Find every line in the records below that contains the word "into", and copy each such line.

BEGIN

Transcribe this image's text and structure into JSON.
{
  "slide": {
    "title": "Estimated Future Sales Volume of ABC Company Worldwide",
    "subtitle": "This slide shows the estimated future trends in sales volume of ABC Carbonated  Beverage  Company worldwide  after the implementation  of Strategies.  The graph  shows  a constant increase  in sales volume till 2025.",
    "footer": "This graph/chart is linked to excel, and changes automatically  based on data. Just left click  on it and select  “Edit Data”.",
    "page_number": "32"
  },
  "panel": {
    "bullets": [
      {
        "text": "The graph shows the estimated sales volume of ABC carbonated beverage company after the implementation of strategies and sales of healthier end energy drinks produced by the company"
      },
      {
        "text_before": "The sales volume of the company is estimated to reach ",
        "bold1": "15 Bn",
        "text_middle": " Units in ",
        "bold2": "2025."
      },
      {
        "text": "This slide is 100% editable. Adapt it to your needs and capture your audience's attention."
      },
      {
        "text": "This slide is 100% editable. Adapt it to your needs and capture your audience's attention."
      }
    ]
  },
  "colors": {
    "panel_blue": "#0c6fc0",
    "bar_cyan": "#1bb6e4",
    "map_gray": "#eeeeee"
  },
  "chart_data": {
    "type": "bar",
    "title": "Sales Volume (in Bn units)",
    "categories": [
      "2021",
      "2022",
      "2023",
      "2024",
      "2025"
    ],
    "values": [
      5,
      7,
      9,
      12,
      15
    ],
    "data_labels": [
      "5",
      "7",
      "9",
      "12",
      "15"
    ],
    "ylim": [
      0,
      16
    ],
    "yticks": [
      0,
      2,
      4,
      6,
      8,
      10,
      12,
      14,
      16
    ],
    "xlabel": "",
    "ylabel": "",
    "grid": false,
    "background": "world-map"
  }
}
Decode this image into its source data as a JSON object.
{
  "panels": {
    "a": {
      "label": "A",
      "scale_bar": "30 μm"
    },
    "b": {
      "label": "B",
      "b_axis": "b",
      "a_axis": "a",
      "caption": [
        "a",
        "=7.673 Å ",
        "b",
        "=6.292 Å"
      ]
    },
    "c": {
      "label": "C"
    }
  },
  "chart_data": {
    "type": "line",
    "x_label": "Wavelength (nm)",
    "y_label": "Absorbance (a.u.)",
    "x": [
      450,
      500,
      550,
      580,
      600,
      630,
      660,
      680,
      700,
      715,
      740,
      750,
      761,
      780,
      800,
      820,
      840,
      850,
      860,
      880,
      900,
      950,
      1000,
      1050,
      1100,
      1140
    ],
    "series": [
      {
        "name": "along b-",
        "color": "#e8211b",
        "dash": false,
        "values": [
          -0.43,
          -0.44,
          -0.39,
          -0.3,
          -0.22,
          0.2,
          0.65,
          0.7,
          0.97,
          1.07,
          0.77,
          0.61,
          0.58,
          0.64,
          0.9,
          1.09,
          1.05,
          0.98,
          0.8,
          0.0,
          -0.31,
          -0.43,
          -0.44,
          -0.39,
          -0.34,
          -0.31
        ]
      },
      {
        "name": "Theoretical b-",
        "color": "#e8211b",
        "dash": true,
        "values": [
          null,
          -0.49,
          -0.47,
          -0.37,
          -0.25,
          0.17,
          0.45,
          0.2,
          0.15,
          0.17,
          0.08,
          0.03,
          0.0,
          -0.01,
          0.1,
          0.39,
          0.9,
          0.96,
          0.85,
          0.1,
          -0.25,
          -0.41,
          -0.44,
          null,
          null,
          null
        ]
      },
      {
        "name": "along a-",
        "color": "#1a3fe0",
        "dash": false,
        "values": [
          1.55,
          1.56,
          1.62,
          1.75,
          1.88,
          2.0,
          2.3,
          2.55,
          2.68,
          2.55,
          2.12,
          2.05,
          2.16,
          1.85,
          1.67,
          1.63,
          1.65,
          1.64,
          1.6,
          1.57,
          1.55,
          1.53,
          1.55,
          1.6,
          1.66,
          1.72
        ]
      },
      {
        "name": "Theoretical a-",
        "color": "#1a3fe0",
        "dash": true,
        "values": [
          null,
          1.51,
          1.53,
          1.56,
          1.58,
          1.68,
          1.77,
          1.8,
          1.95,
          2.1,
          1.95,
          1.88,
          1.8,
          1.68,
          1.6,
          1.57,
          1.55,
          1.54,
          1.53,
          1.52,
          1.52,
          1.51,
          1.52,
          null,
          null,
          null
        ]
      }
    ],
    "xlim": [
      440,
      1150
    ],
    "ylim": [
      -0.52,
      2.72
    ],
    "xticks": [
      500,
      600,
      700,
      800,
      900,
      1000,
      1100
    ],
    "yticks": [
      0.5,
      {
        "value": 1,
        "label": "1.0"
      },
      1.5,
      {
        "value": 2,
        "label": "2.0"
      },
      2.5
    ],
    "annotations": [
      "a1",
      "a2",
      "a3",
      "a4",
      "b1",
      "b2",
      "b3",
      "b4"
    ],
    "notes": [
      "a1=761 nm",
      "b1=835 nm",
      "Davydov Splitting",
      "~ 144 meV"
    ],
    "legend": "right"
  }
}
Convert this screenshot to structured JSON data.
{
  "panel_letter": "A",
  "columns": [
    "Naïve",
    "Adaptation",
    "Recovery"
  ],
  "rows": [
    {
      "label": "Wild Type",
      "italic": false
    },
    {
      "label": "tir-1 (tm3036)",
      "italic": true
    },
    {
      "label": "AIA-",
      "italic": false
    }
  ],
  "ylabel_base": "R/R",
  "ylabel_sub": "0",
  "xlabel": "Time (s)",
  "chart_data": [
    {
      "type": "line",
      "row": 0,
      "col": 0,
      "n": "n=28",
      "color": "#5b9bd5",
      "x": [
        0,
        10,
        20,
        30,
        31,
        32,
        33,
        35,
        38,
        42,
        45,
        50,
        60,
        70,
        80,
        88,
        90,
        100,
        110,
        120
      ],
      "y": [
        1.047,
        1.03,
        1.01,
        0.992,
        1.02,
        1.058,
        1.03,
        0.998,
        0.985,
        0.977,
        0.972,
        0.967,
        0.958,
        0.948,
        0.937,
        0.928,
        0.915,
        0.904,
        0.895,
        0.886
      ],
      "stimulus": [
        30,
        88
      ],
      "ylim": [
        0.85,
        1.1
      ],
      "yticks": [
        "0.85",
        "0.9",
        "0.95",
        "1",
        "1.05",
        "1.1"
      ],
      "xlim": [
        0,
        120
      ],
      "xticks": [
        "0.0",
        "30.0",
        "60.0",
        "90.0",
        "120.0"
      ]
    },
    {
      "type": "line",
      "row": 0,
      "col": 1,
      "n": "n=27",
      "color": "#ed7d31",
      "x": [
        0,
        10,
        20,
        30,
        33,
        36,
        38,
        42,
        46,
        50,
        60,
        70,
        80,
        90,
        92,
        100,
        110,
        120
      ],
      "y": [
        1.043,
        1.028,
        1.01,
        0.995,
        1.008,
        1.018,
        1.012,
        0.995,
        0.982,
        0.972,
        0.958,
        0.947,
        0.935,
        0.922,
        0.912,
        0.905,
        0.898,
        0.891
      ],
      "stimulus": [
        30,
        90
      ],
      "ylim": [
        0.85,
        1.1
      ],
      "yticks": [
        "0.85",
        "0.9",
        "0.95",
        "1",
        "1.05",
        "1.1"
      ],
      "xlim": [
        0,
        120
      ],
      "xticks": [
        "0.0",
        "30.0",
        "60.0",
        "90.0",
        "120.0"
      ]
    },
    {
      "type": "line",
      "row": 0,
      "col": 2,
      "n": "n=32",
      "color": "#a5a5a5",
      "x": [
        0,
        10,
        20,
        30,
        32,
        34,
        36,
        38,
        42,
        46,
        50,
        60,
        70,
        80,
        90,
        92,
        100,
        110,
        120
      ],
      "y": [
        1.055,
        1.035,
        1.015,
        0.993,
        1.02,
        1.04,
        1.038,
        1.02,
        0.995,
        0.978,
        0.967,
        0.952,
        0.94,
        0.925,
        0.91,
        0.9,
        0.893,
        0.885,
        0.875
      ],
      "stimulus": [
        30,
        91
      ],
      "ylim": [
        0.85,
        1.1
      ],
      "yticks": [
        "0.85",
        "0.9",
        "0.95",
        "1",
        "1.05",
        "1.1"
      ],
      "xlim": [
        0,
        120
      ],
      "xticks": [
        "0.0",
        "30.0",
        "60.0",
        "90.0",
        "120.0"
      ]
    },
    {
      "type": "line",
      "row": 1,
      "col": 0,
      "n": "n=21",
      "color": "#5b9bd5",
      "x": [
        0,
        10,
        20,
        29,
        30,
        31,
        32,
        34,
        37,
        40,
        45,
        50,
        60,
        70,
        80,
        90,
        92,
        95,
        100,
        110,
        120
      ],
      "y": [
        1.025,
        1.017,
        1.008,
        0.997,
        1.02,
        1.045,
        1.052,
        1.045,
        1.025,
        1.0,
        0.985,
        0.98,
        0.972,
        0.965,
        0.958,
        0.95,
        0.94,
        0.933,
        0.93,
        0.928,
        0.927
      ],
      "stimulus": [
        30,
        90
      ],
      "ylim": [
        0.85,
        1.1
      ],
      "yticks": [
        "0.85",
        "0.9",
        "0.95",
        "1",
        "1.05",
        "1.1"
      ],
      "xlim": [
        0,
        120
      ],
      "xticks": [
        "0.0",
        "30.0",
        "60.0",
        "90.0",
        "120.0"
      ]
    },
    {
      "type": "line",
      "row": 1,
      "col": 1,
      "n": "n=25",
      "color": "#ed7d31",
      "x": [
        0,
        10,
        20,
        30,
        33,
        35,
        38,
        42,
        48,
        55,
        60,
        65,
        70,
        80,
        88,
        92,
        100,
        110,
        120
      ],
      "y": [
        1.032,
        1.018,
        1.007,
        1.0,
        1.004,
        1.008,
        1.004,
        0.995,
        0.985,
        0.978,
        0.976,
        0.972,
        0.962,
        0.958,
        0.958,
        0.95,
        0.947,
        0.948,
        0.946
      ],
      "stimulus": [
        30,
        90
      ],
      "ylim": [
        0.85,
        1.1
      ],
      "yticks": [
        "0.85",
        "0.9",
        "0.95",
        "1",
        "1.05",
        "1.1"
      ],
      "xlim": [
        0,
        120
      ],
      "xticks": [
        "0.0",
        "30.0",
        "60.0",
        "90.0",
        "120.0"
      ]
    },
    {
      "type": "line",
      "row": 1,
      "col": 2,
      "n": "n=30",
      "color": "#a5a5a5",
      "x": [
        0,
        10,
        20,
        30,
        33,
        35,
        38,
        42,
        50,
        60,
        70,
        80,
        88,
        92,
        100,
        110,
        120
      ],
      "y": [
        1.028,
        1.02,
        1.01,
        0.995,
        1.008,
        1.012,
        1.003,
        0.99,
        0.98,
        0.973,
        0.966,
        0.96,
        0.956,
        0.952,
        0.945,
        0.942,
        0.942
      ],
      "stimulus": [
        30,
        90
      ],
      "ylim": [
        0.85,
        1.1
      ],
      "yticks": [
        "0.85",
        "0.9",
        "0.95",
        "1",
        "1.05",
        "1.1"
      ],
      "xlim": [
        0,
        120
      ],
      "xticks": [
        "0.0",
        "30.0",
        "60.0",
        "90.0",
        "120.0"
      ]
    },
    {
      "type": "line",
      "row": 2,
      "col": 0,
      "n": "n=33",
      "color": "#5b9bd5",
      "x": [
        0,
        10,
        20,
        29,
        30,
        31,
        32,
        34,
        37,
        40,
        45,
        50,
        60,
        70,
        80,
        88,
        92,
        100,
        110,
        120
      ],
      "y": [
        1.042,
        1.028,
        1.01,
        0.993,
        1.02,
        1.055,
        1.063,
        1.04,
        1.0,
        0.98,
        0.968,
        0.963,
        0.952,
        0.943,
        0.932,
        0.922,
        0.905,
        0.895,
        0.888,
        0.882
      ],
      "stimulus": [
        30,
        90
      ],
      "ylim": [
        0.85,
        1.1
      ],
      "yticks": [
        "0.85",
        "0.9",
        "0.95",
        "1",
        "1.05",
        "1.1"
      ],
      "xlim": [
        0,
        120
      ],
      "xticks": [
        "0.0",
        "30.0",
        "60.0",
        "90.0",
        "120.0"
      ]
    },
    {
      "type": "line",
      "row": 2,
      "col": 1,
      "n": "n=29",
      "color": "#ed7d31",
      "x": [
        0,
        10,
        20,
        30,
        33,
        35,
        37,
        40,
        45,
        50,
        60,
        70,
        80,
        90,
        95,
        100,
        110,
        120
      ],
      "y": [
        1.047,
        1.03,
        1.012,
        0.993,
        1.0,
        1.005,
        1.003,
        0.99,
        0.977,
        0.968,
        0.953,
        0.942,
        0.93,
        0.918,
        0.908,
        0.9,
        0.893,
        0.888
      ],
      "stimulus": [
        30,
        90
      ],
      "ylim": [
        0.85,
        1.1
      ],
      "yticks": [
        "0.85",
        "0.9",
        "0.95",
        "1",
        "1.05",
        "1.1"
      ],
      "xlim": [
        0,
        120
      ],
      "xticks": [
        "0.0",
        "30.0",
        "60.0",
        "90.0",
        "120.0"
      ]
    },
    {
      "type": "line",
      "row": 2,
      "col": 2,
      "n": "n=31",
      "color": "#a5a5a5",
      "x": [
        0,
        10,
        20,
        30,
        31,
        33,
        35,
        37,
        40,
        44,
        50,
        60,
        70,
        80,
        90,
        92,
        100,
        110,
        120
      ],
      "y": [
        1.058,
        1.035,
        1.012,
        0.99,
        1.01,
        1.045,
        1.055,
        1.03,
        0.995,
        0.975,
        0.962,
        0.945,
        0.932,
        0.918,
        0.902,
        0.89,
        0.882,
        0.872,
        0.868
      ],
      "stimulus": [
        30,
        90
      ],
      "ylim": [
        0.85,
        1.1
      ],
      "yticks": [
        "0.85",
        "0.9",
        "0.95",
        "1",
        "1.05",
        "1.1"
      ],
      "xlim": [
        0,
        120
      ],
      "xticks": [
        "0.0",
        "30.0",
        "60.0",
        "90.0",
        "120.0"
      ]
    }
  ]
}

END

§ **Final answer**
Transcribe this image's text and structure into JSON.
Decode this image into its source data as a JSON object.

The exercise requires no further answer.